Use modular architecture application processor to expand mobile phone functions
In the next generation of multi-functional mobile phones, applications such as DSC, MP3, games and video are in full bloom. If only the baseband chip is used to realize these functions, it will significantly increase the CPU load and affect the communication processing performance. The application processor (AP) is suitable for expanding the functions of mobile phones, and the AP subsystem with a modular architecture can be reused in mobile phones of different mobile system formats. This article will discuss the requirements for APs and the integration of APs with existing baseband chips.
Most mobile phone manufacturers will use the reference design solutions provided by semiconductor suppliers. This scheme is mainly composed of object code and a small amount of source code. It is difficult for R & D engineers to modify the scheme and add new functions. In addition, the limited resources of the baseband chip make it impossible to implement high-load multimedia applications, such as DSC, MP3, MPEG-4, games, and video phones, which are necessary for high-end mobile phones.

§ List of tasks:
a - Write out the part of the article on application processors in mobile phones starting with "Most mobile phone" and going on through "high-end mobile phones.".
b - The article on application processors in mobile phones explains why the baseband chip's limited resources fall short. List the high-load multimedia applications it names in that explanation.
c - Continue the article on application processors in mobile phones after its last sentence.
The entries have no connection to the article on application processors in mobile phones.

§ Material supplied:

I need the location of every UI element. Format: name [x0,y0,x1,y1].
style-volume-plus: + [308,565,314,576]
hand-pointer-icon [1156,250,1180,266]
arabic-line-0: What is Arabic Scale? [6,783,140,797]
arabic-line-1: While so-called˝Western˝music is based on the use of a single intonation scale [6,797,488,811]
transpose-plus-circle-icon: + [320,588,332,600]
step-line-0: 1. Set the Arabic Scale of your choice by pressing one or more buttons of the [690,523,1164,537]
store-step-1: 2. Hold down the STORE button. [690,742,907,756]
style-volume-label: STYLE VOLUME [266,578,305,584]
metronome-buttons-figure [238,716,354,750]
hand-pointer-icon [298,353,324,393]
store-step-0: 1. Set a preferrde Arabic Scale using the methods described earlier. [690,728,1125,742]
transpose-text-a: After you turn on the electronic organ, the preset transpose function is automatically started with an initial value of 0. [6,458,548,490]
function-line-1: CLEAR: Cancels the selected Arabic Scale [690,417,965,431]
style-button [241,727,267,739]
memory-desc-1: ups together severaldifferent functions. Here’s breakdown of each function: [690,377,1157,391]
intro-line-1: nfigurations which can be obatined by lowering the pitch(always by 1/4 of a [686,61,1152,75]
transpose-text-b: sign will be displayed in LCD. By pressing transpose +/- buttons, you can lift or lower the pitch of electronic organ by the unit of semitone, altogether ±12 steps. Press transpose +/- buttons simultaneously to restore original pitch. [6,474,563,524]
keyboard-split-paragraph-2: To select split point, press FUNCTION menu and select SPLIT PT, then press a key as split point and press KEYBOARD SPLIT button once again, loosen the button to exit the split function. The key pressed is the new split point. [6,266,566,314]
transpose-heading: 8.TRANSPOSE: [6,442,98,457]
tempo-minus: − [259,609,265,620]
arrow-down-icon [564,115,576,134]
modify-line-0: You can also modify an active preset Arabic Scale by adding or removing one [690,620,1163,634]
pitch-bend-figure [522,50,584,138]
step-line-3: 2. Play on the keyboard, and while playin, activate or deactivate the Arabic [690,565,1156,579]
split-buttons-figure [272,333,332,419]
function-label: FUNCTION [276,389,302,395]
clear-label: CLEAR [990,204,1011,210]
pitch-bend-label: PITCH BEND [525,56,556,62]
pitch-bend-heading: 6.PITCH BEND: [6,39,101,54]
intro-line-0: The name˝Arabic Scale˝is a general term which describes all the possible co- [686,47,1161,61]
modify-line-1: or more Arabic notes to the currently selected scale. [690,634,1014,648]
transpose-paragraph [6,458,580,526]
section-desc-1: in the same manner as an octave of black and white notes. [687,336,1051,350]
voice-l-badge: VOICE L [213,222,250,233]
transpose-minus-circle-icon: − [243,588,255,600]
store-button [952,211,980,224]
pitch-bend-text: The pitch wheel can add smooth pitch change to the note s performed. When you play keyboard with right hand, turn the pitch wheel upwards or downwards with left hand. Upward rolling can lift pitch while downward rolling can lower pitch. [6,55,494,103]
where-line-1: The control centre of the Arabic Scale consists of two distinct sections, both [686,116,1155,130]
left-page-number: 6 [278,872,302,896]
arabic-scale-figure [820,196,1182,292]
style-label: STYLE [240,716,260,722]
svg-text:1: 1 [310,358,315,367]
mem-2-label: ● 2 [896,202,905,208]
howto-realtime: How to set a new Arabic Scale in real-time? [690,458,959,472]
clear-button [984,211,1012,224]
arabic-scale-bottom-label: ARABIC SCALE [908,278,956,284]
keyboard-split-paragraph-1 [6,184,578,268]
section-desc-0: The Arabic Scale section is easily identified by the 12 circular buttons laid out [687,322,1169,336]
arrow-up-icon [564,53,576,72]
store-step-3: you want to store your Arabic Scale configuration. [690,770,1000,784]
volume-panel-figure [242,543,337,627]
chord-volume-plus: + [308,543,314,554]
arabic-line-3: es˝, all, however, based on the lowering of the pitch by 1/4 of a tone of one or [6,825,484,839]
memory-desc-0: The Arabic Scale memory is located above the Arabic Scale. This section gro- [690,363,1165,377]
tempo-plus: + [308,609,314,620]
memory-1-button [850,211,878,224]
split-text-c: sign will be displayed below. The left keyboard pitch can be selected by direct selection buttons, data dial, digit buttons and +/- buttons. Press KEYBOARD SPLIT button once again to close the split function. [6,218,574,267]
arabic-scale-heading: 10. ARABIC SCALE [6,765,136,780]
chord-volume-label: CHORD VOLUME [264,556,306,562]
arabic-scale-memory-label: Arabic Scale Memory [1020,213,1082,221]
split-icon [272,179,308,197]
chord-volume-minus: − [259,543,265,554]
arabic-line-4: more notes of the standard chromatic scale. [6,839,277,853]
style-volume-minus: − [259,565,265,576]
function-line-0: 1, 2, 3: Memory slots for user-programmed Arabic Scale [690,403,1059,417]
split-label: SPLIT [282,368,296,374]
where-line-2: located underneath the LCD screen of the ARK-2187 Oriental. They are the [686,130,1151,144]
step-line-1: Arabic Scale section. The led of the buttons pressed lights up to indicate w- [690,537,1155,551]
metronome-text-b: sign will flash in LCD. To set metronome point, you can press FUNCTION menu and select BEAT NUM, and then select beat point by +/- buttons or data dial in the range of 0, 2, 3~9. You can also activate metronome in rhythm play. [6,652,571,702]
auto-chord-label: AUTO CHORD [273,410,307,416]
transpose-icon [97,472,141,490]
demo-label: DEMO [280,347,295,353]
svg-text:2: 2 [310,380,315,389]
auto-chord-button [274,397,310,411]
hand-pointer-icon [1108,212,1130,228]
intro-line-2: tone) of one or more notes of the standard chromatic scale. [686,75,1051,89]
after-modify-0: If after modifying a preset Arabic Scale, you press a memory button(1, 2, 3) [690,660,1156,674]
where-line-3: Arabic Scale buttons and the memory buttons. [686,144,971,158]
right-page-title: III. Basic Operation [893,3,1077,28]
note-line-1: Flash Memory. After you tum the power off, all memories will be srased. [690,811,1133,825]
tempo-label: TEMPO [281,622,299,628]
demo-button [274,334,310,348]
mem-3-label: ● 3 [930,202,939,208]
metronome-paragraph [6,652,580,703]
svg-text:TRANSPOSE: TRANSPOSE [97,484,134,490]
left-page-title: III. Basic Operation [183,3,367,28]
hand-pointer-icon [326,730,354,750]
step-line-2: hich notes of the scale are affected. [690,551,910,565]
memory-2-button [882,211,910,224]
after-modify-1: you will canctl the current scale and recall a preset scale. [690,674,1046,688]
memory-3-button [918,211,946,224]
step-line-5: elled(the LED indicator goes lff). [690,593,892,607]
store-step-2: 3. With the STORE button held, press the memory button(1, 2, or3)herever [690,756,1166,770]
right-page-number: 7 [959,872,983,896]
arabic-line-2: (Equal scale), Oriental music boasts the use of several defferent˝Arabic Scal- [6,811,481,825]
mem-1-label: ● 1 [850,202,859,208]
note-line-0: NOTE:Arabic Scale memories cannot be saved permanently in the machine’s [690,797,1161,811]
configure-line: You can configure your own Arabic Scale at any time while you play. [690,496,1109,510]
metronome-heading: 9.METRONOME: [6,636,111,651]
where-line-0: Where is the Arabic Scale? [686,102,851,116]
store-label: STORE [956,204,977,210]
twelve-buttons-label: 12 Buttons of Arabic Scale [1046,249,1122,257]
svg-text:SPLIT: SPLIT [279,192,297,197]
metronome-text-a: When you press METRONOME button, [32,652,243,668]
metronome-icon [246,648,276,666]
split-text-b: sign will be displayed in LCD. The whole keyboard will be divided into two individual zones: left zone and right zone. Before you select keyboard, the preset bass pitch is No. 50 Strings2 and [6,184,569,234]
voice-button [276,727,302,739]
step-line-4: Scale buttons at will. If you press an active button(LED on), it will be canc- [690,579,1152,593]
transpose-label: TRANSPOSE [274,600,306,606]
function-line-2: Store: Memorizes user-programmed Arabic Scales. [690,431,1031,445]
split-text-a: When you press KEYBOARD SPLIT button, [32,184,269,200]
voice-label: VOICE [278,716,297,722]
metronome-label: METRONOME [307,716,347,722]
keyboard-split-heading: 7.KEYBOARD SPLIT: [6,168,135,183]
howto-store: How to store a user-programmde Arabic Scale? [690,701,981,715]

§ Responses per task:
a -
Most mobile phone manufacturers will use the reference design solutions provided by semiconductor suppliers. This scheme is mainly composed of object code and a small amount of source code. It is difficult for R & D engineers to modify the scheme and add new functions. In addition, the limited resources of the baseband chip make it impossible to implement high-load multimedia applications, such as DSC, MP3, MPEG-4, games, and video phones, which are necessary for high-end mobile phones.

b - DSC, MP3, MPEG-4, games, video phones

c -
These manufacturers are experienced in the hardware and software of the reference solution. The quality of the reference scheme has been verified and proven in commercial products. It's better to reuse it in subsequent products instead of re-developing all functions. In order to upgrade existing mobile phone designs to high-end phones, the application processor architecture is a shortcut for manufacturers. The existing baseband system can be reused and connected to an AP subsystem. The subsystem is similar to a module and can be connected to a baseband system.
The traditional method of modular architecture to extend the characteristics of mobile phones is to write and execute new applications on the baseband chip. This single-chip architecture requires engineers to upgrade the baseband chip to obtain more CPU power. In order to realize the connection of the camera function and SD / MMC, the circuit must be redesigned. The baseband code should be transplanted into the new chip. Existing functions must be thoroughly re-verified, even if they have been tested before. In addition, for this single-chip architecture, the size of the program code will be very large and very complex. This leads to longer development and debugging time, and ultimately increases the cost of development.
By adopting a modular AP architecture, multimedia function applications that used to consume too much CPU resources can be executed on the AP. Most of the codes and circuits on existing mobile phones can be reused with only a slight modification. Software engineers can therefore focus on developing new applications. These applications only need to be developed and debugged on the AP.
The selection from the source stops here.